─── EXTRACT
Actually, if Mcalarney hadn't decided to go Kobe on us, UNC would have won by 40. Think about it, UNC completely shut down their best player in Luke, that team should have been roast if not for all the crazy shuts Mcalarney was hitting.


----------



## bball2223 (Jul 21, 2006)

Ryan Ayers and Luke Zeller combined to go 3-13 from 3 point range. Ayers is a 40%+ 3 point shooter, and Zeller hits a couple of treys per game. We wouldn't have beaten ND by 40. By shutting down Harangody we gave up a ton of shots to McAlarney and he made us pay. McAlarney is that good of a shooter too. ND isn't close to as good as us but we aren't 40 points better than they are. There is better teams than ND out there with more athleticism and more talent all around. We hit 56% of our Field Goals and 90% of our Free Throws against ND. We will play teams where we won't shoot that well. On paper we shouldn't lose but your crazy if you think we go unbeaten.

That really sucked ripping my two favorite teams, I need to redeem myself with a TM homerish post or two before I get too negative :biggrin:


----------



## HB (May 1, 2004)

Man thats why am a fan :biggrin: Albeit an unrealistic one


----------



## coolpohle (Dec 28, 2006)

HB said:


> Someone mentioned somewhere that Mich. St could beat UNC. I chuckled, if they are not careful they will be embarassed terribly. Maryland is arguably the worst team in the ACC this year or one of them, and yet they dismantled Mich. St easily


Most people had Maryland around 7-8 in the ACC...I don't think anyone had them last or 10th even.


----------



## HKF (Dec 10, 2002)

Georgetown is going to be a much worse defensive team now that Hibbert, Wallace and Ewing are gone.


----------



## TM (Jun 30, 2003)

ive had like 10 homer posts in my tenure. You just happened to post one in you sig. And I better see HBs gay underrated post added to your sig.


----------



## bball2223 (Jul 21, 2006)

:lol:


----------



## rpginferno (Aug 3, 2002)

Kind of late, but I think Tennessee will win it.


----------



## HB (May 1, 2004)

Gonzaga has some terrific guards though. It will prove a problem for Tenn. Heystvelt and Chism pretty much cancel themselves out.
──────
─── STORED DATA
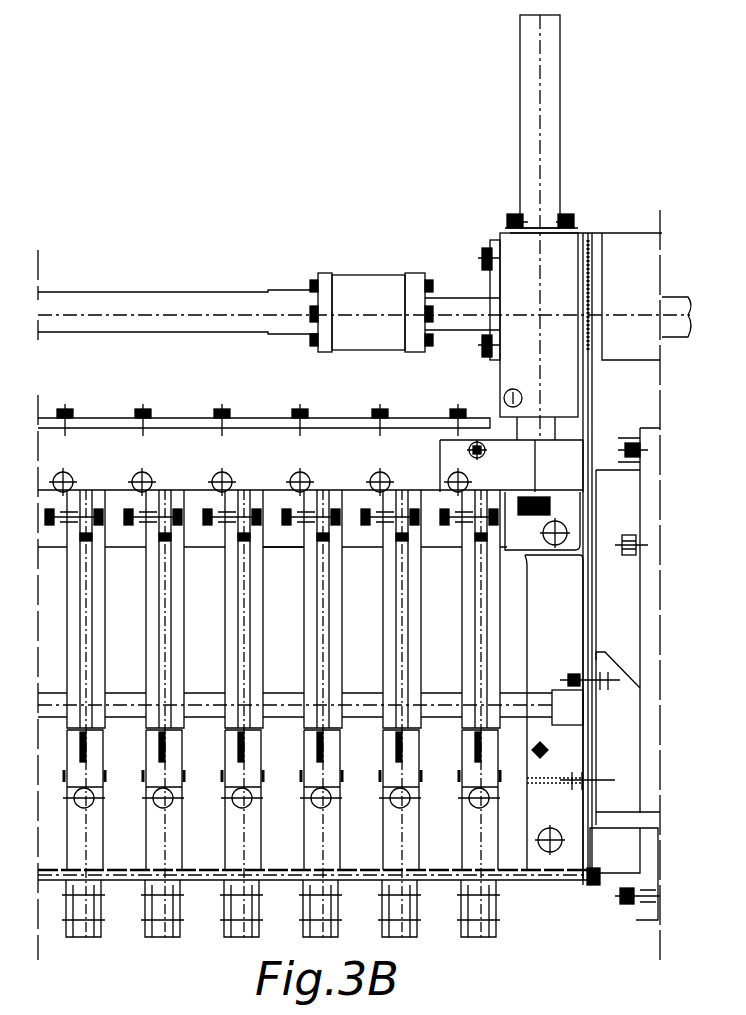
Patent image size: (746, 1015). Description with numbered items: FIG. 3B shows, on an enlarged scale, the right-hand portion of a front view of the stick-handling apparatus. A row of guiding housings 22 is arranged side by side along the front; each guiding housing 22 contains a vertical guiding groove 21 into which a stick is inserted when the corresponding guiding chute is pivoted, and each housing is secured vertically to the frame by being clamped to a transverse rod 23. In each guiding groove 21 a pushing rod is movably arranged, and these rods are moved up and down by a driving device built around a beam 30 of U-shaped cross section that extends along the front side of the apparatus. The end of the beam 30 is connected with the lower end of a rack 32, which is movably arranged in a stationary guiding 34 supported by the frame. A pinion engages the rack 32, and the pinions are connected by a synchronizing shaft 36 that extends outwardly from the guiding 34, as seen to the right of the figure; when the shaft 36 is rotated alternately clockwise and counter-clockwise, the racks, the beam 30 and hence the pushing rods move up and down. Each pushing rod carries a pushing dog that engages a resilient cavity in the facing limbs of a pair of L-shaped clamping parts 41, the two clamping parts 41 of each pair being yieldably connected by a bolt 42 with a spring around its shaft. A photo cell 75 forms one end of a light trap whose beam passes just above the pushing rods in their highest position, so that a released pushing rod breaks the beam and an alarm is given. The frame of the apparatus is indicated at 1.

The frame 1 is at (650, 500).
The vertical guiding groove 21 is at (86, 834).
The guiding housing 22 is at (310, 618).
The transverse rod 23 is at (362, 545).
The beam 30 is at (367, 400).
The rack 32 is at (522, 122).
The stationary guiding 34 is at (500, 236).
The synchronizing shaft 36 is at (686, 302).
The L-shaped clamping part 41 is at (90, 528).
The bolt 42 is at (120, 510).
The photo cell 75 is at (527, 376).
──────
• JOBS
a. Translate this sentence from the basketball thread into Spanish: "Georgetown is going to be a much worse defensive team now that Hibbert, Wallace and Ewing are gone."
b. Go on with the basketball thread from its last post.
The items are separate material and have nothing to do with the basketball thread.

• EXERCISE RESPONSES
a. Georgetown va a ser un equipo mucho peor en defensa ahora que Hibbert, Wallace y Ewing se han ido.

b.
----------



## zagsfan20 (Dec 24, 2004)

HB said:


> Gonzaga has some terrific guards though. It will prove a problem for Tenn. Heystvelt and Chism pretty much cancel themselves out.


Heytvelt > Chism


----------



## coolpohle (Dec 28, 2006)

zagsfan20 said:


> Heytvelt > Chism


Man, I would hope so. Chism isn't that good.


----------



## zagsfan20 (Dec 24, 2004)

coolpohle said:


> Man, I would hope so. Chism isn't that good.


I was kind of pointing out the obvious. But it still needed to be pointed out considering he said they cancel each other out. Chism isn't even in Josh's league.


----------



## TM (Jun 30, 2003)

.... when Josh decides to show up


----------



## coolpohle (Dec 28, 2006)

zagsfan20 said:


> I was kind of pointing out the obvious. But it still needed to be pointed out considering he said they cancel each other out. Chism isn't even in Josh's league.


Is anybody in Heytfelt's league? I'm not sure anyone in the country compares to any player on Gonzaga, in fact.


----------



## zagsfan20 (Dec 24, 2004)

coolpohle said:


> Is anybody in Heytfelt's league? I'm not sure anyone in the country compares to any player on Gonzaga, in fact.


Are you now trying to say that Chism is in his league?


----------



## coolpohle (Dec 28, 2006)

zagsfan20 said:


> Are you now trying to say that Chism is in his league?


No, Heytvelt is definitely way better.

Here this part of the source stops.